* Data entries:
:::::

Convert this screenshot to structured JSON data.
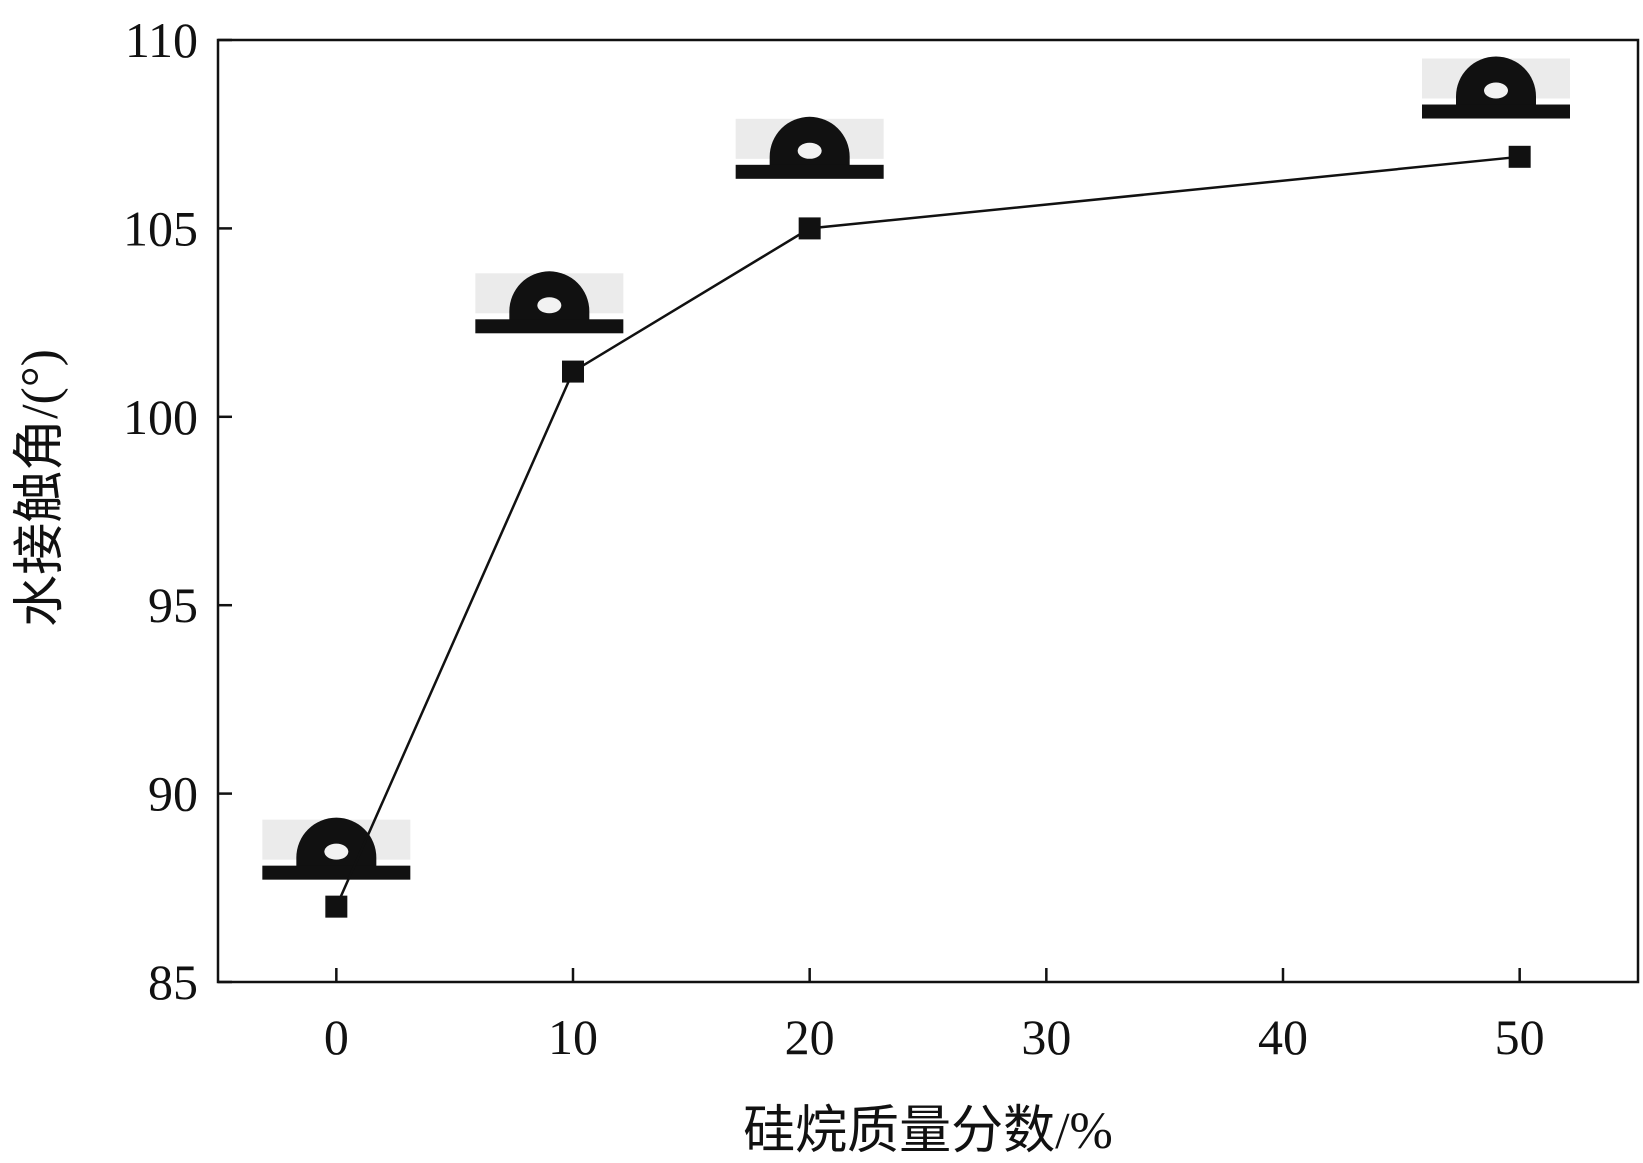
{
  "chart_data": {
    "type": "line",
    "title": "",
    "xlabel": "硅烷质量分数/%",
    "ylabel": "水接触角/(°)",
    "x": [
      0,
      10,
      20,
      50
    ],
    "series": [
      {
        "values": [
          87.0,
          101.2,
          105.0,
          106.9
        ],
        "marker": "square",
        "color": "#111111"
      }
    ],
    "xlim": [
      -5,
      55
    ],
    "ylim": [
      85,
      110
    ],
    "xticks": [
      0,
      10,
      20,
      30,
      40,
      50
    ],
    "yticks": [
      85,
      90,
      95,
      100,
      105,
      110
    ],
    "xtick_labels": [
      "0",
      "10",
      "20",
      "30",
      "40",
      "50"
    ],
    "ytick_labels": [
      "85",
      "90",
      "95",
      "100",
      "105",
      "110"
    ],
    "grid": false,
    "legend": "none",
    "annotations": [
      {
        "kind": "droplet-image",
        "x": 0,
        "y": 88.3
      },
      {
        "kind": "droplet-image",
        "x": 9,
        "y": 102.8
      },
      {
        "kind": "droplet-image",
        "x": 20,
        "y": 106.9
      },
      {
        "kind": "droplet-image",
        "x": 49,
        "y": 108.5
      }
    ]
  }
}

:::::

* Your goal: Your task is to retype all the entries exactly and leave out any pictures.

* Result of this task:
Convert this screenshot to structured JSON data.
{
  "chart_data": {
    "type": "line",
    "title": "",
    "xlabel": "硅烷质量分数/%",
    "ylabel": "水接触角/(°)",
    "x": [
      0,
      10,
      20,
      50
    ],
    "series": [
      {
        "values": [
          87.0,
          101.2,
          105.0,
          106.9
        ],
        "marker": "square",
        "color": "#111111"
      }
    ],
    "xlim": [
      -5,
      55
    ],
    "ylim": [
      85,
      110
    ],
    "xticks": [
      0,
      10,
      20,
      30,
      40,
      50
    ],
    "yticks": [
      85,
      90,
      95,
      100,
      105,
      110
    ],
    "xtick_labels": [
      "0",
      "10",
      "20",
      "30",
      "40",
      "50"
    ],
    "ytick_labels": [
      "85",
      "90",
      "95",
      "100",
      "105",
      "110"
    ],
    "grid": false,
    "legend": "none",
    "annotations": [
      {
        "kind": "droplet-image",
        "x": 0,
        "y": 88.3
      },
      {
        "kind": "droplet-image",
        "x": 9,
        "y": 102.8
      },
      {
        "kind": "droplet-image",
        "x": 20,
        "y": 106.9
      },
      {
        "kind": "droplet-image",
        "x": 49,
        "y": 108.5
      }
    ]
  }
}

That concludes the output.